List all lines of the data that include the string "Olivija".

━━━ Extracted entries ━━━

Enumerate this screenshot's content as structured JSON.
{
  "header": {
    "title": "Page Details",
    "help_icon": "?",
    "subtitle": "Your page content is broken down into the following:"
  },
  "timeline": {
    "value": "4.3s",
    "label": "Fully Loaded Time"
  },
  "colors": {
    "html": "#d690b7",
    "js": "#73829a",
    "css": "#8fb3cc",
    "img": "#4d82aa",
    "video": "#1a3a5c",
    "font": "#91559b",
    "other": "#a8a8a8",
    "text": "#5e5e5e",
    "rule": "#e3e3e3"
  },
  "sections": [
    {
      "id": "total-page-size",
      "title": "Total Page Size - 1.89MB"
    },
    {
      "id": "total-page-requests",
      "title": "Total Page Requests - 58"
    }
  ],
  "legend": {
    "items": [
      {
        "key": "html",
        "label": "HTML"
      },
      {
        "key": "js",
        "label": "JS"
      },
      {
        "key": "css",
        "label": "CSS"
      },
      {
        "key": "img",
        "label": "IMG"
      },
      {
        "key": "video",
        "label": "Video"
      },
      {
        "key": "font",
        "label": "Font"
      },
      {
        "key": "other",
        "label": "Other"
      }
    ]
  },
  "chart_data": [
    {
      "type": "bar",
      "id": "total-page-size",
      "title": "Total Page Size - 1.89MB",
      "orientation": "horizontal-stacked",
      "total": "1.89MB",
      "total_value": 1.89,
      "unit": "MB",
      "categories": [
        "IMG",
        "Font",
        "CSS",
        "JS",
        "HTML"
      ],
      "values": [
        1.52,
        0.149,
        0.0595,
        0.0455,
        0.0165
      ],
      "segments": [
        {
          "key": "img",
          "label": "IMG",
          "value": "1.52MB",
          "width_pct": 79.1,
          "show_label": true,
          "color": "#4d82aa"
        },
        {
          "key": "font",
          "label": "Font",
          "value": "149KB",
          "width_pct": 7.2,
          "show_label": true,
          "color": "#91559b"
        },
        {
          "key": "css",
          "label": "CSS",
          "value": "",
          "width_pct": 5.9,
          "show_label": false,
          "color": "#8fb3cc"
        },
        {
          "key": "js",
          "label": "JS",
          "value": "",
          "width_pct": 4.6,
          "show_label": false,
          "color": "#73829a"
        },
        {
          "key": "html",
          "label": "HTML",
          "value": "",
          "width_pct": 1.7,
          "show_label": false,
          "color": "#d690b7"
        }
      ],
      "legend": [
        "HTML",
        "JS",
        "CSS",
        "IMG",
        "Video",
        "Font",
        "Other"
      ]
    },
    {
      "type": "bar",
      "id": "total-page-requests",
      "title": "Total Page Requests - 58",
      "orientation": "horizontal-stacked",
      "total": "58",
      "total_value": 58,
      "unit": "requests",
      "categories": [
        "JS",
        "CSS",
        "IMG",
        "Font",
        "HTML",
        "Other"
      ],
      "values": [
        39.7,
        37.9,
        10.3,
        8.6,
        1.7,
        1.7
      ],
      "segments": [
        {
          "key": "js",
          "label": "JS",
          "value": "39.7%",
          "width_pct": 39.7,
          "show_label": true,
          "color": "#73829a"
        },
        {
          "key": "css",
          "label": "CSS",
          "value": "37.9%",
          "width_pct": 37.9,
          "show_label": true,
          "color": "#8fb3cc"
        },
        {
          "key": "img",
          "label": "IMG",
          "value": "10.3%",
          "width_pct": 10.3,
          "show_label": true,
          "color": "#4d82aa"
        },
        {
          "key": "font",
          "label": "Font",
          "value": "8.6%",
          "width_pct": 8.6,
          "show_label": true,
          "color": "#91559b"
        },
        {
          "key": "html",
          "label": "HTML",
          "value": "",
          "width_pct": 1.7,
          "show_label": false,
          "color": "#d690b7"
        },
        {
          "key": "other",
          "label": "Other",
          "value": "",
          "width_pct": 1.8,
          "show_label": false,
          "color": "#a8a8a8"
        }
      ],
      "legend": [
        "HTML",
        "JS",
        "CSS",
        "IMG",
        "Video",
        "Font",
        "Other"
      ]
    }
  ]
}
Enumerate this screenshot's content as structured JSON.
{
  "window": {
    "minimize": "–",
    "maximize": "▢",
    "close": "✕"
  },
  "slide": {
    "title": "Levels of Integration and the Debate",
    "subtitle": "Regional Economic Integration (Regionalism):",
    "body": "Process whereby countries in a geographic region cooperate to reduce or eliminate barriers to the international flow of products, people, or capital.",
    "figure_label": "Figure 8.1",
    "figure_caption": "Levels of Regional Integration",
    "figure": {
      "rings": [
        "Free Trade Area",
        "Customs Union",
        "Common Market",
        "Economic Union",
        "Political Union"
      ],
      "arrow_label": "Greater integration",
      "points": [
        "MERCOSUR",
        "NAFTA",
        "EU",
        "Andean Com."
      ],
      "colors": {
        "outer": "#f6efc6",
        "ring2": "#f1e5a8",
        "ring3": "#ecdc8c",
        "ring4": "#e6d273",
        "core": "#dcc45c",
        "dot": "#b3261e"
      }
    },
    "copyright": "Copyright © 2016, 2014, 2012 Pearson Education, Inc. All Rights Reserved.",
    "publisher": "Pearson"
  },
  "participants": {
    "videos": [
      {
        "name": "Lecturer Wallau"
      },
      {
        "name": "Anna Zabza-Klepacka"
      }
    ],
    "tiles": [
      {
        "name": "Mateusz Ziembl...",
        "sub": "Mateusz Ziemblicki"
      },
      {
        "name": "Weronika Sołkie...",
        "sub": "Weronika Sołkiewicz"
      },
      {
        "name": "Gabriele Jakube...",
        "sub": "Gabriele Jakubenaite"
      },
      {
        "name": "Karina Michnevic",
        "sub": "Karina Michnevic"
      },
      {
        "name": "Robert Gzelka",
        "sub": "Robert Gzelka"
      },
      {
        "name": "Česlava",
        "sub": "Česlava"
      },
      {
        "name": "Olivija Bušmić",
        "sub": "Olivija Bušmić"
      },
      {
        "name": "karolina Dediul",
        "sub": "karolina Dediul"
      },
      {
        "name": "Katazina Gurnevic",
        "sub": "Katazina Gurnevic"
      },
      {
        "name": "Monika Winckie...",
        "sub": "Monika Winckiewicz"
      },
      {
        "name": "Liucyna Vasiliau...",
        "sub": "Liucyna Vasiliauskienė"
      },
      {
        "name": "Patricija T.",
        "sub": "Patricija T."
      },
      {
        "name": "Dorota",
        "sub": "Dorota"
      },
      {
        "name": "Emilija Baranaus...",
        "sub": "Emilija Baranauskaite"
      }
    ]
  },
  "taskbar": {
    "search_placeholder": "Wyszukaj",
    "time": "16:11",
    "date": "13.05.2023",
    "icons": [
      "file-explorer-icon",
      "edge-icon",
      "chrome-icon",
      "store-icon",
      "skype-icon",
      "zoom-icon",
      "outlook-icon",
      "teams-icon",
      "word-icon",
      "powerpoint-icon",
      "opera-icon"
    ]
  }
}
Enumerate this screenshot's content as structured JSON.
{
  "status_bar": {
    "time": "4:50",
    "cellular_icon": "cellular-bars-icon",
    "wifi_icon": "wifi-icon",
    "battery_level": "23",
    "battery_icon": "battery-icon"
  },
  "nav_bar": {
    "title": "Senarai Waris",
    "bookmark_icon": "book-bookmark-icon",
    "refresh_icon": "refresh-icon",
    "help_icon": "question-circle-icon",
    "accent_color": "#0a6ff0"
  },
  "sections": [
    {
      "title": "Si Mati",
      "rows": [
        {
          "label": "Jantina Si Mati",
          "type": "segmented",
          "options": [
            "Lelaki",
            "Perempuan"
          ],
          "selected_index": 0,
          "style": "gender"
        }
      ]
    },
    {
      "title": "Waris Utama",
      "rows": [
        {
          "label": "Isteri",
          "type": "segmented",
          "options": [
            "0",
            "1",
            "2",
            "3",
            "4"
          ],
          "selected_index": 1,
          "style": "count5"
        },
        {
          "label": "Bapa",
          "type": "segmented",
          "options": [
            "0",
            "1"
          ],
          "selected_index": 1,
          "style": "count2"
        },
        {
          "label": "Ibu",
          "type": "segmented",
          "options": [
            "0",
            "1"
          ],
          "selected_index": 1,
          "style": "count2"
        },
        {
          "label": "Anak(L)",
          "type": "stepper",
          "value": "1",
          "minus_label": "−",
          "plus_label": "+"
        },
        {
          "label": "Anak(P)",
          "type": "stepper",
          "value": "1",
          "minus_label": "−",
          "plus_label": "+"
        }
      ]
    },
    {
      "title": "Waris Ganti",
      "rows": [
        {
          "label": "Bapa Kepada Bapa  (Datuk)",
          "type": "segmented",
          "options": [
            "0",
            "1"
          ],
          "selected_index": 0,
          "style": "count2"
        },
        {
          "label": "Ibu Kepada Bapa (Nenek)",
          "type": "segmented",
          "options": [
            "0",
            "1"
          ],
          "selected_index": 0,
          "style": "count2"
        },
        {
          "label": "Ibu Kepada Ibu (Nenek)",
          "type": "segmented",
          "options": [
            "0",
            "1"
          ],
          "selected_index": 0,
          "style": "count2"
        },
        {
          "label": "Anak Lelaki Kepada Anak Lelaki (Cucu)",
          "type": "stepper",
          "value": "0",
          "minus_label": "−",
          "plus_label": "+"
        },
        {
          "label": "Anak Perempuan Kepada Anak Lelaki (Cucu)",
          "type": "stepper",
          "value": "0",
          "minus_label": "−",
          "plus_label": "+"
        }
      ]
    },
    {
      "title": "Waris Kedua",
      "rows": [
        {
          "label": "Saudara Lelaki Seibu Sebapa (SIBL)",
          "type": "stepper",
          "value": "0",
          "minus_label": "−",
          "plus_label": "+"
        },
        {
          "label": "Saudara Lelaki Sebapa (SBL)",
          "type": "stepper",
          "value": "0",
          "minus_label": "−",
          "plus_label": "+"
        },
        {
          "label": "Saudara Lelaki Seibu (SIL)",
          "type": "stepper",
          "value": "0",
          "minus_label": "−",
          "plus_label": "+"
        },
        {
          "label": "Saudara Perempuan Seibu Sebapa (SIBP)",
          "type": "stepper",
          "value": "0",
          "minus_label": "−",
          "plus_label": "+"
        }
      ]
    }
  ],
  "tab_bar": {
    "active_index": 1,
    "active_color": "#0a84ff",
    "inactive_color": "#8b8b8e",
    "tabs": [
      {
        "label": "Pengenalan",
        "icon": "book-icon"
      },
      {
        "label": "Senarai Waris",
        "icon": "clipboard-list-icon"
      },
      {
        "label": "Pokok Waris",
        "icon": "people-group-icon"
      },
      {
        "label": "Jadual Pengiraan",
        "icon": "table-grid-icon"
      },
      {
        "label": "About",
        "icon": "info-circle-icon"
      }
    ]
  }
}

━━━

▶ **Solution to the exercise**
        "name": "Olivija Bušmić",
        "sub": "Olivija Bušmić"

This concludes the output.